[Dataset rows]
┌──

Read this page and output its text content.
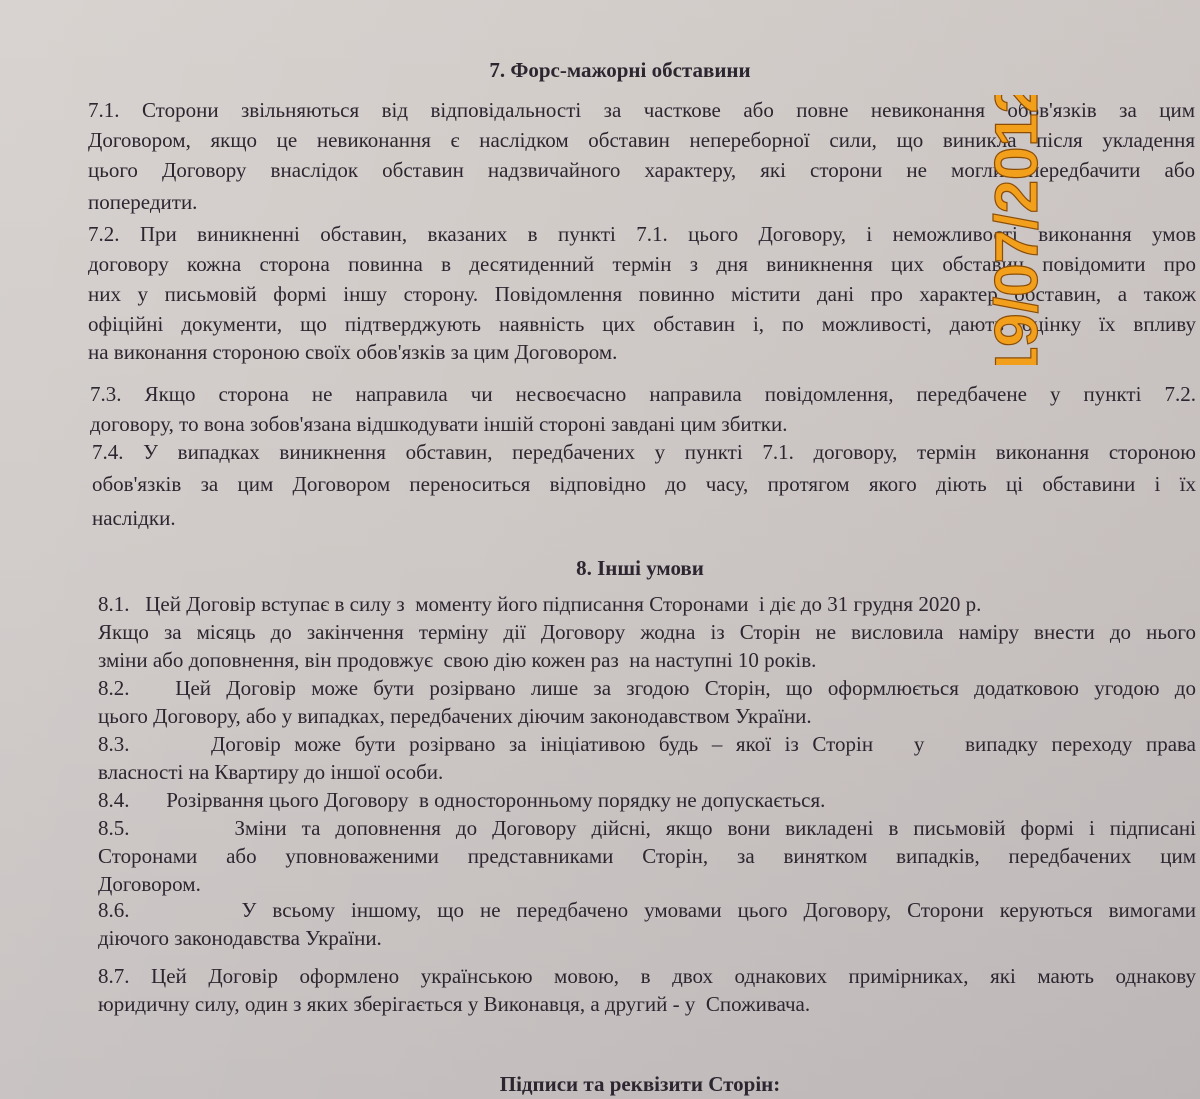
7. Форс-мажорні обставини
7.1. Сторони звільняються від відповідальності за часткове або повне невиконання обов'язків за цим
Договором, якщо це невиконання є наслідком обставин непереборної сили, що виникла після укладення
цього Договору внаслідок обставин надзвичайного характеру, які сторони не могли передбачити або
попередити.
7.2. При виникненні обставин, вказаних в пункті 7.1. цього Договору, і неможливості виконання умов
договору кожна сторона повинна в десятиденний термін з дня виникнення цих обставин повідомити про
них у письмовій формі іншу сторону. Повідомлення повинно містити дані про характер обставин, а також
офіційні документи, що підтверджують наявність цих обставин і, по можливості, дають оцінку їх впливу
на виконання стороною своїх обов'язків за цим Договором.
7.3. Якщо сторона не направила чи несвоєчасно направила повідомлення, передбачене у пункті 7.2.
договору, то вона зобов'язана відшкодувати іншій стороні завдані цим збитки.
7.4. У випадках виникнення обставин, передбачених у пункті 7.1. договору, термін виконання стороною
обов'язків за цим Договором переноситься відповідно до часу, протягом якого діють ці обставини і їх
наслідки.
8. Інші умови
8.1.   Цей Договір вступає в силу з  моменту його підписання Сторонами  і діє до 31 грудня 2020 р.
Якщо за місяць до закінчення терміну дії Договору жодна із Сторін не висловила наміру внести до нього
зміни або доповнення, він продовжує  свою дію кожен раз  на наступні 10 років.
8.2.   Цей Договір може бути розірвано лише за згодою Сторін, що оформлюється додатковою угодою до
цього Договору, або у випадках, передбачених діючим законодавством України.
8.3.      Договір може бути розірвано за ініціативою будь – якої із Сторін   у   випадку переходу права
власності на Квартиру до іншої особи.
8.4.       Розірвання цього Договору  в односторонньому порядку не допускається.
8.5.       Зміни та доповнення до Договору дійсні, якщо вони викладені в письмовій формі і підписані
Сторонами або уповноваженими представниками Сторін, за винятком випадків, передбачених цим
Договором.
8.6.       У всьому іншому, що не передбачено умовами цього Договору, Сторони керуються вимогами
діючого законодавства України.
8.7. Цей Договір оформлено українською мовою, в двох однакових примірниках, які мають однакову
юридичну силу, один з яких зберігається у Виконавця, а другий - у  Споживача.
Підписи та реквізити Сторін:
19/07/2012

└──

▶ _WHAT THIS TASK INVOLVES_
State how many lines of the listing include "стороною", and nothing more.

▶ _THE OUTPUT_
2